DATA IN THIS EXERCISE:
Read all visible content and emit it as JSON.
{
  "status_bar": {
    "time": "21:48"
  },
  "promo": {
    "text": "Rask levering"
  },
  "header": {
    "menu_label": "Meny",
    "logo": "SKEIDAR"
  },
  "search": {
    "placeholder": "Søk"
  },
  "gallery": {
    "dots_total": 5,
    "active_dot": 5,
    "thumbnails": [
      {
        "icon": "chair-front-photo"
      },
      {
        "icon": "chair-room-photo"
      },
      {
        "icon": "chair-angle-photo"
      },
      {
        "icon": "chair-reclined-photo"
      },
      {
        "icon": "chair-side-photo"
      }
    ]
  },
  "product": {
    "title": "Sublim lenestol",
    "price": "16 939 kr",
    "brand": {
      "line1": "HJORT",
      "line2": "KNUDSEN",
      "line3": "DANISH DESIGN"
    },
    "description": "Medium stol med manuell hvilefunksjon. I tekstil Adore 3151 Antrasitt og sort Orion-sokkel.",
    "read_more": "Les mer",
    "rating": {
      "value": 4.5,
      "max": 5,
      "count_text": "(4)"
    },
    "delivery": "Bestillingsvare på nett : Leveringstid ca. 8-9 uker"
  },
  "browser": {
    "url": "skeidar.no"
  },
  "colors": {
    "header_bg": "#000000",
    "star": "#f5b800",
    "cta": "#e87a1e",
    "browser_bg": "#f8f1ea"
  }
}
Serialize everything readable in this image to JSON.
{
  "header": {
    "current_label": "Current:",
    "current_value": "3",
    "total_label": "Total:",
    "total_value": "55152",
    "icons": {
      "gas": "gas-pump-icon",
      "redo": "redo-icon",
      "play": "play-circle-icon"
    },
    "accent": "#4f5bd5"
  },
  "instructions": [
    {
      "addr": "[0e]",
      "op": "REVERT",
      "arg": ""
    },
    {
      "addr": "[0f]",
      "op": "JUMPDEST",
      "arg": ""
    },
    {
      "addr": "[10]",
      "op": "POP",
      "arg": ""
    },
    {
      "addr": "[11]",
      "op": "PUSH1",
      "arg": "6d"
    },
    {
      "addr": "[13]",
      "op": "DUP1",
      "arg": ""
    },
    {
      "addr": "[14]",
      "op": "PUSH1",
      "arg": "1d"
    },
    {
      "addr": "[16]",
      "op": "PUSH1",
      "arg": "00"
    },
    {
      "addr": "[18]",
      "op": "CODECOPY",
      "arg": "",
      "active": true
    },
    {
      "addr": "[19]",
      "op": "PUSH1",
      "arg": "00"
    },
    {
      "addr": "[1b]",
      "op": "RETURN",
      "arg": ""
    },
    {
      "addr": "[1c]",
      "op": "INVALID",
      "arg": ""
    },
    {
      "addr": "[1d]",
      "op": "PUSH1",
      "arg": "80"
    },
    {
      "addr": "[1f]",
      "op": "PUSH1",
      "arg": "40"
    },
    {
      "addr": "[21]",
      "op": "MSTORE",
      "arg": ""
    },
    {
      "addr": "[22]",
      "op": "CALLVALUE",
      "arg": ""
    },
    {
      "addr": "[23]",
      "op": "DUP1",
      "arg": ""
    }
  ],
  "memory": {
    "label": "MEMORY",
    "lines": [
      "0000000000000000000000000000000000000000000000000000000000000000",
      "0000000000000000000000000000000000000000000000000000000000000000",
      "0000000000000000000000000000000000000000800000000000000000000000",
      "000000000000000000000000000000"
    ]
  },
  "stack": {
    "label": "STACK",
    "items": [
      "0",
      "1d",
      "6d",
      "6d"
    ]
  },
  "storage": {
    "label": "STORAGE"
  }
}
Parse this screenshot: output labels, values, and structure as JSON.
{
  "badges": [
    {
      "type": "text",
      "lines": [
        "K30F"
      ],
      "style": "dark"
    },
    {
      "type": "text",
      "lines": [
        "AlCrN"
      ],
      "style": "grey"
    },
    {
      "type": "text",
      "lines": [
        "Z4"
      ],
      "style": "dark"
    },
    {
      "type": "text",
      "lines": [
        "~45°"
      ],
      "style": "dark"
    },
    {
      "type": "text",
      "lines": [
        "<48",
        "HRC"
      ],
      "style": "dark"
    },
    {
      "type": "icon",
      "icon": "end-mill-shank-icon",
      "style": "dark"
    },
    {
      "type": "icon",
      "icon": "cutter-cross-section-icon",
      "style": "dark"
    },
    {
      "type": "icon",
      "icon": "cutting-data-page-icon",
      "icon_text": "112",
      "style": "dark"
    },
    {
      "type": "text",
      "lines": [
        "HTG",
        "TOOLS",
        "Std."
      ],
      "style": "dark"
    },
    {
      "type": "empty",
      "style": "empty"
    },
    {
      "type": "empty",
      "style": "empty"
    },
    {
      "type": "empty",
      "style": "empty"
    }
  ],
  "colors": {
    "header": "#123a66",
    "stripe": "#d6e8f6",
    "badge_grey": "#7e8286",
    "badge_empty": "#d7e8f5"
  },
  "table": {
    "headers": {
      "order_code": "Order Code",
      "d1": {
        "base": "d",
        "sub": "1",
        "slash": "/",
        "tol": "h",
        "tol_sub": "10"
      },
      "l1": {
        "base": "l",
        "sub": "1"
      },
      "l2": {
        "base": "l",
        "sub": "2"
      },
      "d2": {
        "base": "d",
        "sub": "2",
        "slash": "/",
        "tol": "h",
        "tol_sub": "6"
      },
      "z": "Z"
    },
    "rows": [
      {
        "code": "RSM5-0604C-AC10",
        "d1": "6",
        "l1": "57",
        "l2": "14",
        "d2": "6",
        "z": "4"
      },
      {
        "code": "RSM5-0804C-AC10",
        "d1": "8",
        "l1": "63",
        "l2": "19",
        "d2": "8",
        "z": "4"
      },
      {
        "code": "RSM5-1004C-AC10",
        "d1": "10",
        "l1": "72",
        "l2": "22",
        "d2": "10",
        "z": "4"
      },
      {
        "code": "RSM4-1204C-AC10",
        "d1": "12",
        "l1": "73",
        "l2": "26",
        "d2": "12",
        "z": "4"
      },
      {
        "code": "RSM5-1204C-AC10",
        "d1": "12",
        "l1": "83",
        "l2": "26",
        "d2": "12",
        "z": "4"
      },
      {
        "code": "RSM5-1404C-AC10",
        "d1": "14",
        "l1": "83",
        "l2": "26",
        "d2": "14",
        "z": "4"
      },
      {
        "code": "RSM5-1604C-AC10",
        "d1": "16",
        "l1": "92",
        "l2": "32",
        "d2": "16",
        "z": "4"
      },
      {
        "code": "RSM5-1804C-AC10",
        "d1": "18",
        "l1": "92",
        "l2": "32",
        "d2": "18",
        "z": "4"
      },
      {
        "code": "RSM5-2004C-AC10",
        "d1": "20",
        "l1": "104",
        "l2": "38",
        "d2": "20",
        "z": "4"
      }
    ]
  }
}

WORK TO DO: Give back the data above exactly as it appears.

REPLY:
Read all visible content and emit it as JSON.
{
  "status_bar": {
    "time": "21:48"
  },
  "promo": {
    "text": "Rask levering"
  },
  "header": {
    "menu_label": "Meny",
    "logo": "SKEIDAR"
  },
  "search": {
    "placeholder": "Søk"
  },
  "gallery": {
    "dots_total": 5,
    "active_dot": 5,
    "thumbnails": [
      {
        "icon": "chair-front-photo"
      },
      {
        "icon": "chair-room-photo"
      },
      {
        "icon": "chair-angle-photo"
      },
      {
        "icon": "chair-reclined-photo"
      },
      {
        "icon": "chair-side-photo"
      }
    ]
  },
  "product": {
    "title": "Sublim lenestol",
    "price": "16 939 kr",
    "brand": {
      "line1": "HJORT",
      "line2": "KNUDSEN",
      "line3": "DANISH DESIGN"
    },
    "description": "Medium stol med manuell hvilefunksjon. I tekstil Adore 3151 Antrasitt og sort Orion-sokkel.",
    "read_more": "Les mer",
    "rating": {
      "value": 4.5,
      "max": 5,
      "count_text": "(4)"
    },
    "delivery": "Bestillingsvare på nett : Leveringstid ca. 8-9 uker"
  },
  "browser": {
    "url": "skeidar.no"
  },
  "colors": {
    "header_bg": "#000000",
    "star": "#f5b800",
    "cta": "#e87a1e",
    "browser_bg": "#f8f1ea"
  }
}
Serialize everything readable in this image to JSON.
{
  "header": {
    "current_label": "Current:",
    "current_value": "3",
    "total_label": "Total:",
    "total_value": "55152",
    "icons": {
      "gas": "gas-pump-icon",
      "redo": "redo-icon",
      "play": "play-circle-icon"
    },
    "accent": "#4f5bd5"
  },
  "instructions": [
    {
      "addr": "[0e]",
      "op": "REVERT",
      "arg": ""
    },
    {
      "addr": "[0f]",
      "op": "JUMPDEST",
      "arg": ""
    },
    {
      "addr": "[10]",
      "op": "POP",
      "arg": ""
    },
    {
      "addr": "[11]",
      "op": "PUSH1",
      "arg": "6d"
    },
    {
      "addr": "[13]",
      "op": "DUP1",
      "arg": ""
    },
    {
      "addr": "[14]",
      "op": "PUSH1",
      "arg": "1d"
    },
    {
      "addr": "[16]",
      "op": "PUSH1",
      "arg": "00"
    },
    {
      "addr": "[18]",
      "op": "CODECOPY",
      "arg": "",
      "active": true
    },
    {
      "addr": "[19]",
      "op": "PUSH1",
      "arg": "00"
    },
    {
      "addr": "[1b]",
      "op": "RETURN",
      "arg": ""
    },
    {
      "addr": "[1c]",
      "op": "INVALID",
      "arg": ""
    },
    {
      "addr": "[1d]",
      "op": "PUSH1",
      "arg": "80"
    },
    {
      "addr": "[1f]",
      "op": "PUSH1",
      "arg": "40"
    },
    {
      "addr": "[21]",
      "op": "MSTORE",
      "arg": ""
    },
    {
      "addr": "[22]",
      "op": "CALLVALUE",
      "arg": ""
    },
    {
      "addr": "[23]",
      "op": "DUP1",
      "arg": ""
    }
  ],
  "memory": {
    "label": "MEMORY",
    "lines": [
      "0000000000000000000000000000000000000000000000000000000000000000",
      "0000000000000000000000000000000000000000000000000000000000000000",
      "0000000000000000000000000000000000000000800000000000000000000000",
      "000000000000000000000000000000"
    ]
  },
  "stack": {
    "label": "STACK",
    "items": [
      "0",
      "1d",
      "6d",
      "6d"
    ]
  },
  "storage": {
    "label": "STORAGE"
  }
}
Parse this screenshot: output labels, values, and structure as JSON.
{
  "badges": [
    {
      "type": "text",
      "lines": [
        "K30F"
      ],
      "style": "dark"
    },
    {
      "type": "text",
      "lines": [
        "AlCrN"
      ],
      "style": "grey"
    },
    {
      "type": "text",
      "lines": [
        "Z4"
      ],
      "style": "dark"
    },
    {
      "type": "text",
      "lines": [
        "~45°"
      ],
      "style": "dark"
    },
    {
      "type": "text",
      "lines": [
        "<48",
        "HRC"
      ],
      "style": "dark"
    },
    {
      "type": "icon",
      "icon": "end-mill-shank-icon",
      "style": "dark"
    },
    {
      "type": "icon",
      "icon": "cutter-cross-section-icon",
      "style": "dark"
    },
    {
      "type": "icon",
      "icon": "cutting-data-page-icon",
      "icon_text": "112",
      "style": "dark"
    },
    {
      "type": "text",
      "lines": [
        "HTG",
        "TOOLS",
        "Std."
      ],
      "style": "dark"
    },
    {
      "type": "empty",
      "style": "empty"
    },
    {
      "type": "empty",
      "style": "empty"
    },
    {
      "type": "empty",
      "style": "empty"
    }
  ],
  "colors": {
    "header": "#123a66",
    "stripe": "#d6e8f6",
    "badge_grey": "#7e8286",
    "badge_empty": "#d7e8f5"
  },
  "table": {
    "headers": {
      "order_code": "Order Code",
      "d1": {
        "base": "d",
        "sub": "1",
        "slash": "/",
        "tol": "h",
        "tol_sub": "10"
      },
      "l1": {
        "base": "l",
        "sub": "1"
      },
      "l2": {
        "base": "l",
        "sub": "2"
      },
      "d2": {
        "base": "d",
        "sub": "2",
        "slash": "/",
        "tol": "h",
        "tol_sub": "6"
      },
      "z": "Z"
    },
    "rows": [
      {
        "code": "RSM5-0604C-AC10",
        "d1": "6",
        "l1": "57",
        "l2": "14",
        "d2": "6",
        "z": "4"
      },
      {
        "code": "RSM5-0804C-AC10",
        "d1": "8",
        "l1": "63",
        "l2": "19",
        "d2": "8",
        "z": "4"
      },
      {
        "code": "RSM5-1004C-AC10",
        "d1": "10",
        "l1": "72",
        "l2": "22",
        "d2": "10",
        "z": "4"
      },
      {
        "code": "RSM4-1204C-AC10",
        "d1": "12",
        "l1": "73",
        "l2": "26",
        "d2": "12",
        "z": "4"
      },
      {
        "code": "RSM5-1204C-AC10",
        "d1": "12",
        "l1": "83",
        "l2": "26",
        "d2": "12",
        "z": "4"
      },
      {
        "code": "RSM5-1404C-AC10",
        "d1": "14",
        "l1": "83",
        "l2": "26",
        "d2": "14",
        "z": "4"
      },
      {
        "code": "RSM5-1604C-AC10",
        "d1": "16",
        "l1": "92",
        "l2": "32",
        "d2": "16",
        "z": "4"
      },
      {
        "code": "RSM5-1804C-AC10",
        "d1": "18",
        "l1": "92",
        "l2": "32",
        "d2": "18",
        "z": "4"
      },
      {
        "code": "RSM5-2004C-AC10",
        "d1": "20",
        "l1": "104",
        "l2": "38",
        "d2": "20",
        "z": "4"
      }
    ]
  }
}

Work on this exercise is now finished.